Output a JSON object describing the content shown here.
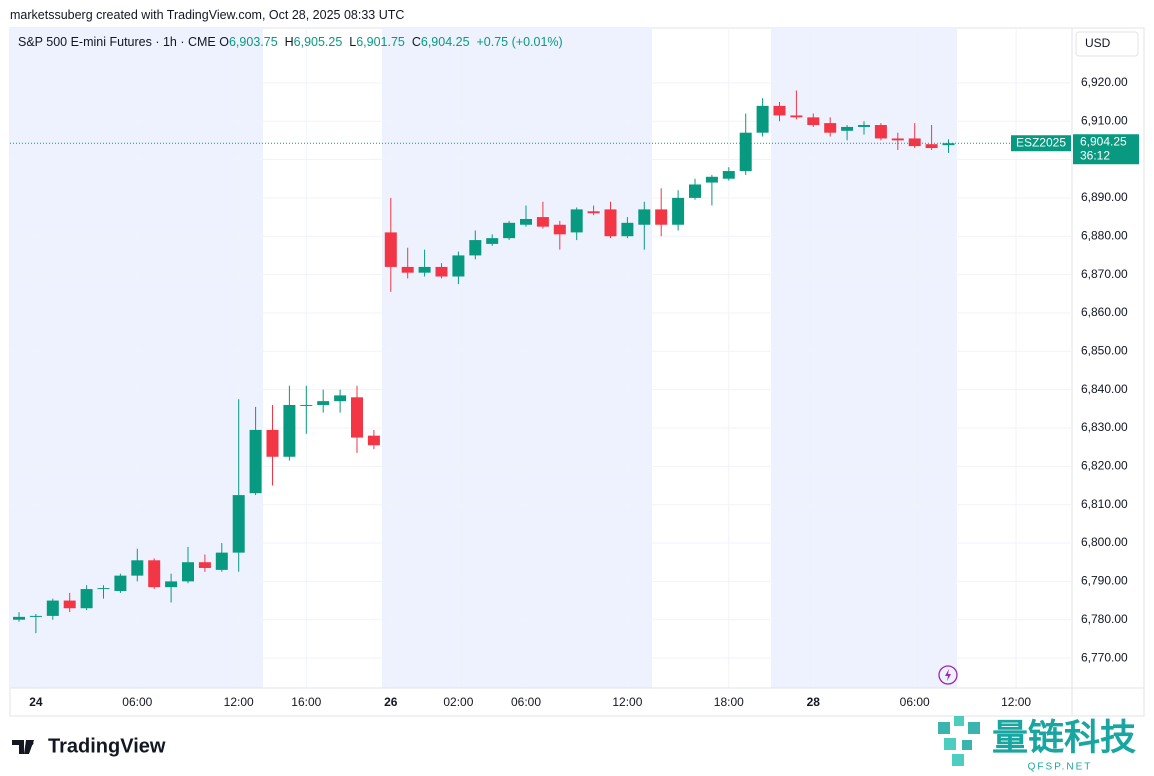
{
  "credit": "marketssuberg created with TradingView.com, Oct 28, 2025 08:33 UTC",
  "header": {
    "symbol": "S&P 500 E-mini Futures · 1h · CME",
    "o": "O",
    "open": "6,903.75",
    "h": "H",
    "high": "6,905.25",
    "l": "L",
    "low": "6,901.75",
    "c": "C",
    "close": "6,904.25",
    "change": "+0.75 (+0.01%)"
  },
  "currency": "USD",
  "brand": "TradingView",
  "watermark": {
    "name": "量链科技",
    "site": "QFSP.NET"
  },
  "chart_data": {
    "type": "candlestick",
    "up_color": "#089981",
    "down_color": "#f23645",
    "categories": [
      null,
      "24",
      null,
      null,
      null,
      null,
      null,
      "06:00",
      null,
      null,
      null,
      null,
      null,
      "12:00",
      null,
      null,
      null,
      "16:00",
      null,
      null,
      null,
      null,
      "26",
      null,
      null,
      null,
      "02:00",
      null,
      null,
      null,
      "06:00",
      null,
      null,
      null,
      null,
      null,
      "12:00",
      null,
      null,
      null,
      null,
      null,
      "18:00",
      null,
      null,
      null,
      null,
      "28",
      null,
      null,
      null,
      null,
      null,
      "06:00",
      null,
      null,
      null,
      null,
      null,
      "12:00"
    ],
    "open": [
      6780,
      6780.75,
      6781,
      6785,
      6783,
      6788,
      6787.5,
      6791.5,
      6795.5,
      6788.5,
      6790,
      6795,
      6793,
      6797.5,
      6813,
      6829.5,
      6822.5,
      6835.75,
      6836,
      6837,
      6838,
      6828,
      6881,
      6872,
      6870.5,
      6872,
      6869.5,
      6875,
      6878,
      6879.5,
      6883,
      6885,
      6883,
      6881,
      6886.5,
      6887,
      6880,
      6883,
      6887,
      6883,
      6890,
      6894,
      6895,
      6897,
      6907,
      6914,
      6911.5,
      6911,
      6909.5,
      6907.5,
      6908.5,
      6909,
      6905.5,
      6905.5,
      6904,
      6903.75,
      null,
      null,
      null,
      null
    ],
    "high": [
      6782,
      6781.5,
      6785.5,
      6787,
      6789,
      6789,
      6792,
      6798.5,
      6796,
      6792,
      6799,
      6797,
      6800,
      6837.5,
      6835.5,
      6836,
      6841,
      6841,
      6840,
      6840,
      6841,
      6829.5,
      6890,
      6877,
      6876.5,
      6873,
      6876,
      6881.5,
      6880.5,
      6884,
      6888,
      6889,
      6884,
      6887.5,
      6888,
      6889,
      6885,
      6889,
      6892.5,
      6892,
      6895,
      6896,
      6898,
      6912,
      6916,
      6915,
      6918,
      6912,
      6911,
      6909,
      6910,
      6909.5,
      6907,
      6909.5,
      6909,
      6905.25,
      null,
      null,
      null,
      null
    ],
    "low": [
      6779.5,
      6776.5,
      6780,
      6782,
      6782.5,
      6785.5,
      6787,
      6790,
      6788,
      6784.5,
      6789.5,
      6792.5,
      6792.5,
      6792.5,
      6812.5,
      6815,
      6821.5,
      6828.5,
      6834,
      6834,
      6823.5,
      6824.5,
      6865.5,
      6869,
      6869.5,
      6869,
      6867.5,
      6874,
      6877.5,
      6879,
      6882.5,
      6882,
      6876.5,
      6879,
      6885.5,
      6879.5,
      6879.5,
      6876.5,
      6880,
      6881.5,
      6889.5,
      6888,
      6894.5,
      6896,
      6906,
      6910,
      6910.5,
      6908.5,
      6906,
      6905,
      6906.5,
      6905,
      6902.5,
      6903,
      6902.5,
      6901.75,
      null,
      null,
      null,
      null
    ],
    "close": [
      6780.75,
      6781,
      6785,
      6783,
      6788,
      6788.25,
      6791.5,
      6795.5,
      6788.5,
      6790,
      6795,
      6793.5,
      6797.5,
      6812.5,
      6829.5,
      6822.5,
      6836,
      6836,
      6837,
      6838.5,
      6827.5,
      6825.5,
      6872,
      6870.5,
      6872,
      6869.5,
      6875,
      6879,
      6879.5,
      6883.5,
      6884.5,
      6882.5,
      6880.5,
      6887,
      6886,
      6880,
      6883.5,
      6887,
      6883,
      6890,
      6893.5,
      6895.5,
      6897,
      6907,
      6914,
      6911.5,
      6911,
      6909,
      6907,
      6908.5,
      6909,
      6905.5,
      6905,
      6903.5,
      6903,
      6904.25,
      null,
      null,
      null,
      null
    ],
    "ylim": [
      6762.2,
      6934.3
    ],
    "yticks": [
      {
        "value": 6770,
        "label": "6,770.00"
      },
      {
        "value": 6780,
        "label": "6,780.00"
      },
      {
        "value": 6790,
        "label": "6,790.00"
      },
      {
        "value": 6800,
        "label": "6,800.00"
      },
      {
        "value": 6810,
        "label": "6,810.00"
      },
      {
        "value": 6820,
        "label": "6,820.00"
      },
      {
        "value": 6830,
        "label": "6,830.00"
      },
      {
        "value": 6840,
        "label": "6,840.00"
      },
      {
        "value": 6850,
        "label": "6,850.00"
      },
      {
        "value": 6860,
        "label": "6,860.00"
      },
      {
        "value": 6870,
        "label": "6,870.00"
      },
      {
        "value": 6880,
        "label": "6,880.00"
      },
      {
        "value": 6890,
        "label": "6,890.00"
      },
      {
        "value": 6900,
        "label": "6,900.00"
      },
      {
        "value": 6910,
        "label": "6,910.00"
      },
      {
        "value": 6920,
        "label": "6,920.00"
      }
    ],
    "last_price": {
      "value": 6904.25,
      "label": "6,904.25"
    },
    "contract": "ESZ2025",
    "countdown": "36:12",
    "grid": true
  }
}
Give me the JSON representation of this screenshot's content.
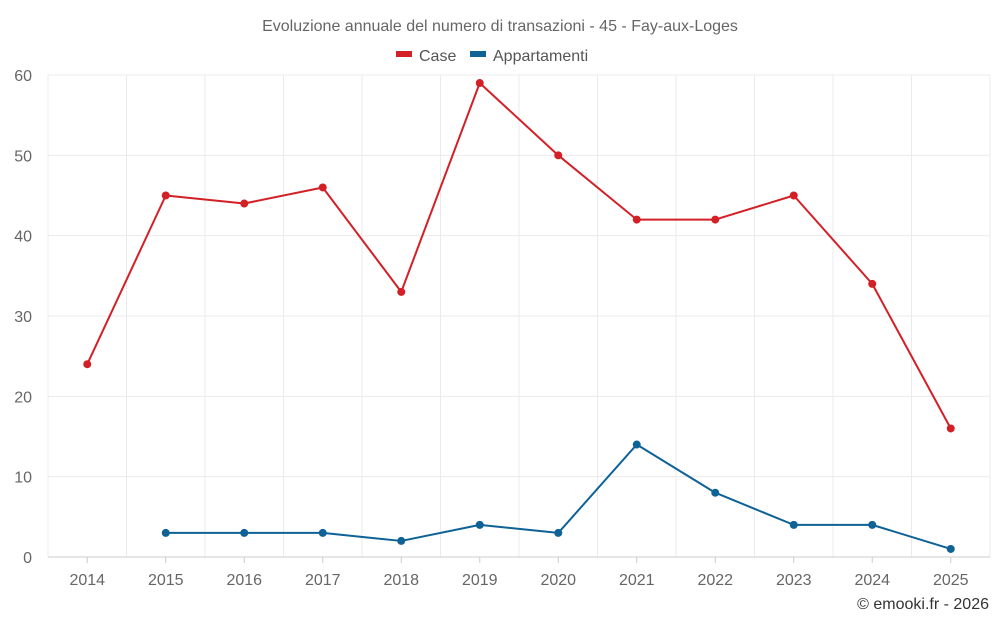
{
  "chart_data": {
    "type": "line",
    "title": "Evoluzione annuale del numero di transazioni - 45 - Fay-aux-Loges",
    "categories": [
      "2014",
      "2015",
      "2016",
      "2017",
      "2018",
      "2019",
      "2020",
      "2021",
      "2022",
      "2023",
      "2024",
      "2025"
    ],
    "series": [
      {
        "name": "Case",
        "color": "#d32027",
        "values": [
          24,
          45,
          44,
          46,
          33,
          59,
          50,
          42,
          42,
          45,
          34,
          16
        ]
      },
      {
        "name": "Appartamenti",
        "color": "#0e6296",
        "values": [
          null,
          3,
          3,
          3,
          2,
          4,
          3,
          14,
          8,
          4,
          4,
          1
        ]
      }
    ],
    "ylim": [
      0,
      60
    ],
    "yticks": [
      0,
      10,
      20,
      30,
      40,
      50,
      60
    ],
    "xlabel": "",
    "ylabel": "",
    "grid": true,
    "legend": "top-center"
  },
  "credit": "© emooki.fr - 2026"
}
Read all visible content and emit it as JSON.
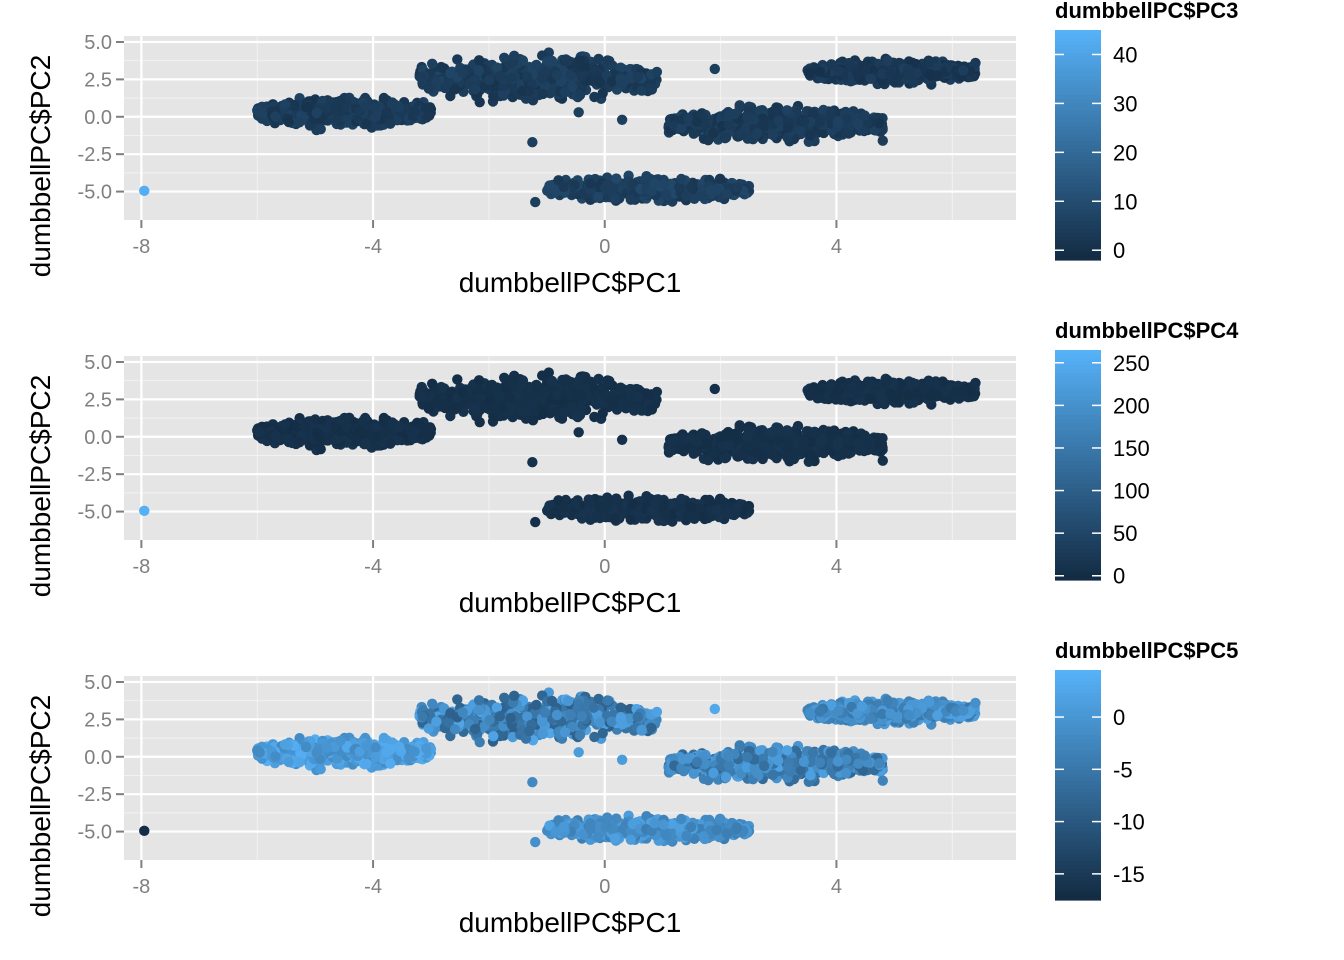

What is asked
Quote the records above exactly, leaving out any pictures.

The reply
Output a JSON object describing the content shown here.
{
  "credit": "marketssuberg created with TradingView.com, Oct 28, 2025 08:33 UTC",
  "header": {
    "symbol": "S&P 500 E-mini Futures · 1h · CME",
    "o": "O",
    "open": "6,903.75",
    "h": "H",
    "high": "6,905.25",
    "l": "L",
    "low": "6,901.75",
    "c": "C",
    "close": "6,904.25",
    "change": "+0.75 (+0.01%)"
  },
  "currency": "USD",
  "brand": "TradingView",
  "watermark": {
    "name": "量链科技",
    "site": "QFSP.NET"
  },
  "chart_data": {
    "type": "candlestick",
    "up_color": "#089981",
    "down_color": "#f23645",
    "categories": [
      null,
      "24",
      null,
      null,
      null,
      null,
      null,
      "06:00",
      null,
      null,
      null,
      null,
      null,
      "12:00",
      null,
      null,
      null,
      "16:00",
      null,
      null,
      null,
      null,
      "26",
      null,
      null,
      null,
      "02:00",
      null,
      null,
      null,
      "06:00",
      null,
      null,
      null,
      null,
      null,
      "12:00",
      null,
      null,
      null,
      null,
      null,
      "18:00",
      null,
      null,
      null,
      null,
      "28",
      null,
      null,
      null,
      null,
      null,
      "06:00",
      null,
      null,
      null,
      null,
      null,
      "12:00"
    ],
    "open": [
      6780,
      6780.75,
      6781,
      6785,
      6783,
      6788,
      6787.5,
      6791.5,
      6795.5,
      6788.5,
      6790,
      6795,
      6793,
      6797.5,
      6813,
      6829.5,
      6822.5,
      6835.75,
      6836,
      6837,
      6838,
      6828,
      6881,
      6872,
      6870.5,
      6872,
      6869.5,
      6875,
      6878,
      6879.5,
      6883,
      6885,
      6883,
      6881,
      6886.5,
      6887,
      6880,
      6883,
      6887,
      6883,
      6890,
      6894,
      6895,
      6897,
      6907,
      6914,
      6911.5,
      6911,
      6909.5,
      6907.5,
      6908.5,
      6909,
      6905.5,
      6905.5,
      6904,
      6903.75,
      null,
      null,
      null,
      null
    ],
    "high": [
      6782,
      6781.5,
      6785.5,
      6787,
      6789,
      6789,
      6792,
      6798.5,
      6796,
      6792,
      6799,
      6797,
      6800,
      6837.5,
      6835.5,
      6836,
      6841,
      6841,
      6840,
      6840,
      6841,
      6829.5,
      6890,
      6877,
      6876.5,
      6873,
      6876,
      6881.5,
      6880.5,
      6884,
      6888,
      6889,
      6884,
      6887.5,
      6888,
      6889,
      6885,
      6889,
      6892.5,
      6892,
      6895,
      6896,
      6898,
      6912,
      6916,
      6915,
      6918,
      6912,
      6911,
      6909,
      6910,
      6909.5,
      6907,
      6909.5,
      6909,
      6905.25,
      null,
      null,
      null,
      null
    ],
    "low": [
      6779.5,
      6776.5,
      6780,
      6782,
      6782.5,
      6785.5,
      6787,
      6790,
      6788,
      6784.5,
      6789.5,
      6792.5,
      6792.5,
      6792.5,
      6812.5,
      6815,
      6821.5,
      6828.5,
      6834,
      6834,
      6823.5,
      6824.5,
      6865.5,
      6869,
      6869.5,
      6869,
      6867.5,
      6874,
      6877.5,
      6879,
      6882.5,
      6882,
      6876.5,
      6879,
      6885.5,
      6879.5,
      6879.5,
      6876.5,
      6880,
      6881.5,
      6889.5,
      6888,
      6894.5,
      6896,
      6906,
      6910,
      6910.5,
      6908.5,
      6906,
      6905,
      6906.5,
      6905,
      6902.5,
      6903,
      6902.5,
      6901.75,
      null,
      null,
      null,
      null
    ],
    "close": [
      6780.75,
      6781,
      6785,
      6783,
      6788,
      6788.25,
      6791.5,
      6795.5,
      6788.5,
      6790,
      6795,
      6793.5,
      6797.5,
      6812.5,
      6829.5,
      6822.5,
      6836,
      6836,
      6837,
      6838.5,
      6827.5,
      6825.5,
      6872,
      6870.5,
      6872,
      6869.5,
      6875,
      6879,
      6879.5,
      6883.5,
      6884.5,
      6882.5,
      6880.5,
      6887,
      6886,
      6880,
      6883.5,
      6887,
      6883,
      6890,
      6893.5,
      6895.5,
      6897,
      6907,
      6914,
      6911.5,
      6911,
      6909,
      6907,
      6908.5,
      6909,
      6905.5,
      6905,
      6903.5,
      6903,
      6904.25,
      null,
      null,
      null,
      null
    ],
    "ylim": [
      6762.2,
      6934.3
    ],
    "yticks": [
      {
        "value": 6770,
        "label": "6,770.00"
      },
      {
        "value": 6780,
        "label": "6,780.00"
      },
      {
        "value": 6790,
        "label": "6,790.00"
      },
      {
        "value": 6800,
        "label": "6,800.00"
      },
      {
        "value": 6810,
        "label": "6,810.00"
      },
      {
        "value": 6820,
        "label": "6,820.00"
      },
      {
        "value": 6830,
        "label": "6,830.00"
      },
      {
        "value": 6840,
        "label": "6,840.00"
      },
      {
        "value": 6850,
        "label": "6,850.00"
      },
      {
        "value": 6860,
        "label": "6,860.00"
      },
      {
        "value": 6870,
        "label": "6,870.00"
      },
      {
        "value": 6880,
        "label": "6,880.00"
      },
      {
        "value": 6890,
        "label": "6,890.00"
      },
      {
        "value": 6900,
        "label": "6,900.00"
      },
      {
        "value": 6910,
        "label": "6,910.00"
      },
      {
        "value": 6920,
        "label": "6,920.00"
      }
    ],
    "last_price": {
      "value": 6904.25,
      "label": "6,904.25"
    },
    "contract": "ESZ2025",
    "countdown": "36:12",
    "grid": true
  }
}
Give me the JSON representation of this screenshot's content.
{
  "chart_data": {
    "type": "line",
    "title": "Evoluzione annuale del numero di transazioni - 45 - Fay-aux-Loges",
    "categories": [
      "2014",
      "2015",
      "2016",
      "2017",
      "2018",
      "2019",
      "2020",
      "2021",
      "2022",
      "2023",
      "2024",
      "2025"
    ],
    "series": [
      {
        "name": "Case",
        "color": "#d32027",
        "values": [
          24,
          45,
          44,
          46,
          33,
          59,
          50,
          42,
          42,
          45,
          34,
          16
        ]
      },
      {
        "name": "Appartamenti",
        "color": "#0e6296",
        "values": [
          null,
          3,
          3,
          3,
          2,
          4,
          3,
          14,
          8,
          4,
          4,
          1
        ]
      }
    ],
    "ylim": [
      0,
      60
    ],
    "yticks": [
      0,
      10,
      20,
      30,
      40,
      50,
      60
    ],
    "xlabel": "",
    "ylabel": "",
    "grid": true,
    "legend": "top-center"
  },
  "credit": "© emooki.fr - 2026"
}
Read all visible content and emit it as JSON.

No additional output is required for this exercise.